GOAL: Every line of the listing must be reproduced as it stands. Leave the images behind.

Data entries
· · ·

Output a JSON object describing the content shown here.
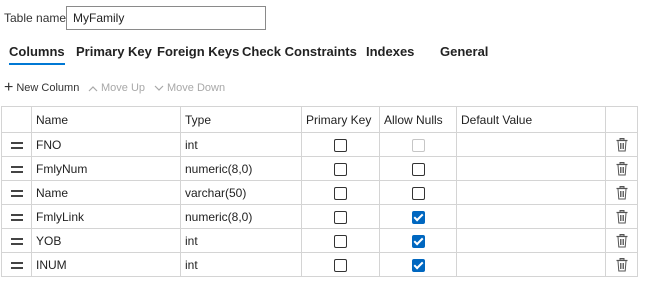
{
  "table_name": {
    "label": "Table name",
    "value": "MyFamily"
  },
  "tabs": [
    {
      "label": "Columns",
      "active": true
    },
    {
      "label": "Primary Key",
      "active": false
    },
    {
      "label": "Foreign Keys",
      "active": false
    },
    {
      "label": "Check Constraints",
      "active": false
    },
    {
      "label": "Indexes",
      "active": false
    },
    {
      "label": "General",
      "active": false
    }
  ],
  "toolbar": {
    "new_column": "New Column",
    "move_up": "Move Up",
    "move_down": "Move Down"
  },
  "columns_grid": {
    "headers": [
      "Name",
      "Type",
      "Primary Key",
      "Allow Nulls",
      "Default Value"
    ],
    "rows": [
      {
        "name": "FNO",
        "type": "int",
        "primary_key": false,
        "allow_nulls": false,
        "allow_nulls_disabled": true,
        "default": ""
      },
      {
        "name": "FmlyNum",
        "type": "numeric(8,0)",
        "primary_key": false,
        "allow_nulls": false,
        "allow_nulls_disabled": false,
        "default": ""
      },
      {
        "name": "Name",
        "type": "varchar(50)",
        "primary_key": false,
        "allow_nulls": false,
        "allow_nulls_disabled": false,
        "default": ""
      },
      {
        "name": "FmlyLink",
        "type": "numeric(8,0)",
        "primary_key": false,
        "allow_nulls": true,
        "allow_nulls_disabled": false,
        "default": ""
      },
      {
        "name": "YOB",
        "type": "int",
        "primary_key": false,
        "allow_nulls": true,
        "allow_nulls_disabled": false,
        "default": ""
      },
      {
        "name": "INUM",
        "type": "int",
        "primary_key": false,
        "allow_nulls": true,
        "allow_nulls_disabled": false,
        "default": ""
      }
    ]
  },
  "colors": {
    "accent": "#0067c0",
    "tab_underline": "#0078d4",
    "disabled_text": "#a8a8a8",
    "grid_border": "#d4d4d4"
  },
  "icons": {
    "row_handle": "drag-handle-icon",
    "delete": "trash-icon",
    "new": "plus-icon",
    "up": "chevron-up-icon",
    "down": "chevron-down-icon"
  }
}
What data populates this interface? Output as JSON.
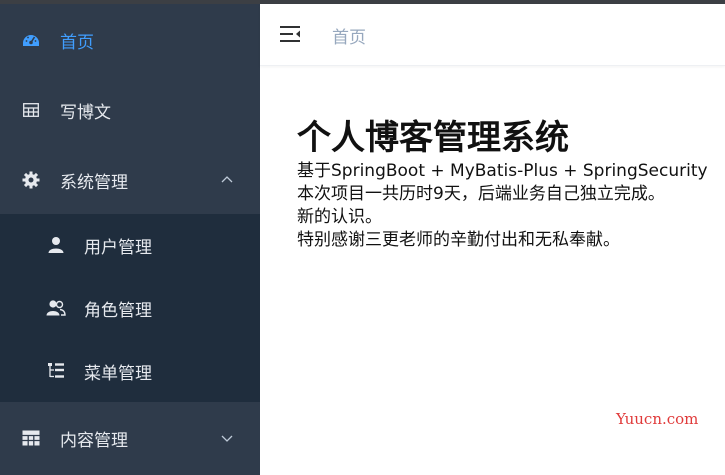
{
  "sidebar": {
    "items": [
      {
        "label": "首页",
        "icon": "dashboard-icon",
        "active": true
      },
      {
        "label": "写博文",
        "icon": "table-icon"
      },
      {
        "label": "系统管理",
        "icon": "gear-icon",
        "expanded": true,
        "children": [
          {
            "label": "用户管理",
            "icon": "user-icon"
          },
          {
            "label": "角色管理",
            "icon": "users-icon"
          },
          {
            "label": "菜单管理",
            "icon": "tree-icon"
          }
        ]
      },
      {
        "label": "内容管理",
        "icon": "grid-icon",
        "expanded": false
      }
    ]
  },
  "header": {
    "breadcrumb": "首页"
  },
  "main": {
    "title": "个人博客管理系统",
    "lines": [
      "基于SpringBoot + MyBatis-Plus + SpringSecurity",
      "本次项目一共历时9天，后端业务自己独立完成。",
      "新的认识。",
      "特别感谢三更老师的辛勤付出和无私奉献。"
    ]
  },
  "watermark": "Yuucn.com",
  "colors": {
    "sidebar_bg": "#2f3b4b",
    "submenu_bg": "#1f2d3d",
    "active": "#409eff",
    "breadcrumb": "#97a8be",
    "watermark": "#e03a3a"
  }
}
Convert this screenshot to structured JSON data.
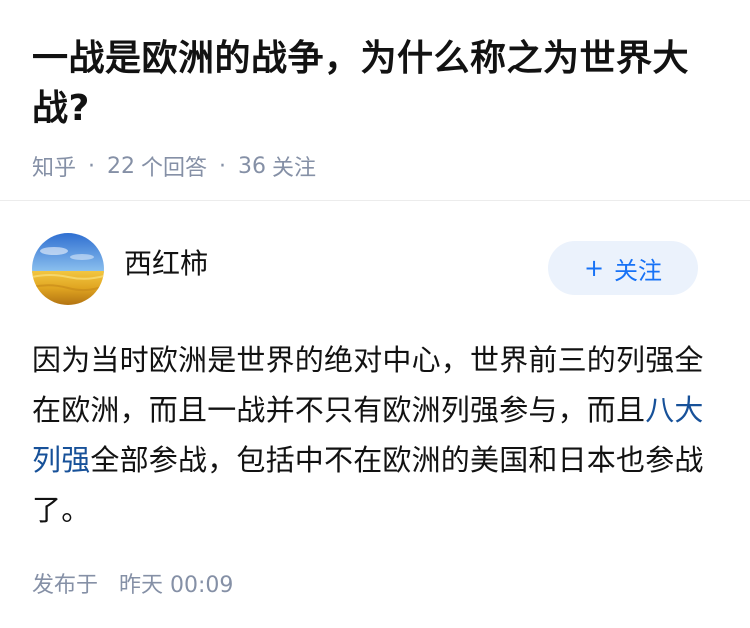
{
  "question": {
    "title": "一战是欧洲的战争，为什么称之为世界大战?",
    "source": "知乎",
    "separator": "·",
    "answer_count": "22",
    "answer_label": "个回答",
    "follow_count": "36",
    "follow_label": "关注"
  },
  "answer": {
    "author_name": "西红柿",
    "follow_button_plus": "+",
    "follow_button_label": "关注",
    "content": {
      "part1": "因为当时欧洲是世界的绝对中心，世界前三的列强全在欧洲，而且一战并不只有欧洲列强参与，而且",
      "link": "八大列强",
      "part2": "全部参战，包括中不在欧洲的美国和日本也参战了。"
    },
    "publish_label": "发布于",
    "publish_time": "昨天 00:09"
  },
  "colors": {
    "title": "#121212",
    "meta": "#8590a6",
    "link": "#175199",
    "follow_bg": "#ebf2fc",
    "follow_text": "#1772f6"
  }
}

· · ·

ANSWER TO THE TASK:
Output a JSON object describing the content shown here.
{
  "table_name": {
    "label": "Table name",
    "value": "MyFamily"
  },
  "tabs": [
    {
      "label": "Columns",
      "active": true
    },
    {
      "label": "Primary Key",
      "active": false
    },
    {
      "label": "Foreign Keys",
      "active": false
    },
    {
      "label": "Check Constraints",
      "active": false
    },
    {
      "label": "Indexes",
      "active": false
    },
    {
      "label": "General",
      "active": false
    }
  ],
  "toolbar": {
    "new_column": "New Column",
    "move_up": "Move Up",
    "move_down": "Move Down"
  },
  "columns_grid": {
    "headers": [
      "Name",
      "Type",
      "Primary Key",
      "Allow Nulls",
      "Default Value"
    ],
    "rows": [
      {
        "name": "FNO",
        "type": "int",
        "primary_key": false,
        "allow_nulls": false,
        "allow_nulls_disabled": true,
        "default": ""
      },
      {
        "name": "FmlyNum",
        "type": "numeric(8,0)",
        "primary_key": false,
        "allow_nulls": false,
        "allow_nulls_disabled": false,
        "default": ""
      },
      {
        "name": "Name",
        "type": "varchar(50)",
        "primary_key": false,
        "allow_nulls": false,
        "allow_nulls_disabled": false,
        "default": ""
      },
      {
        "name": "FmlyLink",
        "type": "numeric(8,0)",
        "primary_key": false,
        "allow_nulls": true,
        "allow_nulls_disabled": false,
        "default": ""
      },
      {
        "name": "YOB",
        "type": "int",
        "primary_key": false,
        "allow_nulls": true,
        "allow_nulls_disabled": false,
        "default": ""
      },
      {
        "name": "INUM",
        "type": "int",
        "primary_key": false,
        "allow_nulls": true,
        "allow_nulls_disabled": false,
        "default": ""
      }
    ]
  },
  "colors": {
    "accent": "#0067c0",
    "tab_underline": "#0078d4",
    "disabled_text": "#a8a8a8",
    "grid_border": "#d4d4d4"
  },
  "icons": {
    "row_handle": "drag-handle-icon",
    "delete": "trash-icon",
    "new": "plus-icon",
    "up": "chevron-up-icon",
    "down": "chevron-down-icon"
  }
}
What data populates this interface? Output as JSON.
{
  "sidebar": {
    "items": [
      {
        "label": "首页",
        "icon": "dashboard-icon",
        "active": true
      },
      {
        "label": "写博文",
        "icon": "table-icon"
      },
      {
        "label": "系统管理",
        "icon": "gear-icon",
        "expanded": true,
        "children": [
          {
            "label": "用户管理",
            "icon": "user-icon"
          },
          {
            "label": "角色管理",
            "icon": "users-icon"
          },
          {
            "label": "菜单管理",
            "icon": "tree-icon"
          }
        ]
      },
      {
        "label": "内容管理",
        "icon": "grid-icon",
        "expanded": false
      }
    ]
  },
  "header": {
    "breadcrumb": "首页"
  },
  "main": {
    "title": "个人博客管理系统",
    "lines": [
      "基于SpringBoot + MyBatis-Plus + SpringSecurity",
      "本次项目一共历时9天，后端业务自己独立完成。",
      "新的认识。",
      "特别感谢三更老师的辛勤付出和无私奉献。"
    ]
  },
  "watermark": "Yuucn.com",
  "colors": {
    "sidebar_bg": "#2f3b4b",
    "submenu_bg": "#1f2d3d",
    "active": "#409eff",
    "breadcrumb": "#97a8be",
    "watermark": "#e03a3a"
  }
}
Convert this screenshot to structured JSON data.
{
  "question": {
    "title": "一战是欧洲的战争，为什么称之为世界大战?",
    "source": "知乎",
    "separator": "·",
    "answer_count": "22",
    "answer_label": "个回答",
    "follow_count": "36",
    "follow_label": "关注"
  },
  "answer": {
    "author_name": "西红柿",
    "follow_button_plus": "+",
    "follow_button_label": "关注",
    "content": {
      "part1": "因为当时欧洲是世界的绝对中心，世界前三的列强全在欧洲，而且一战并不只有欧洲列强参与，而且",
      "link": "八大列强",
      "part2": "全部参战，包括中不在欧洲的美国和日本也参战了。"
    },
    "publish_label": "发布于",
    "publish_time": "昨天 00:09"
  },
  "colors": {
    "title": "#121212",
    "meta": "#8590a6",
    "link": "#175199",
    "follow_bg": "#ebf2fc",
    "follow_text": "#1772f6"
  }
}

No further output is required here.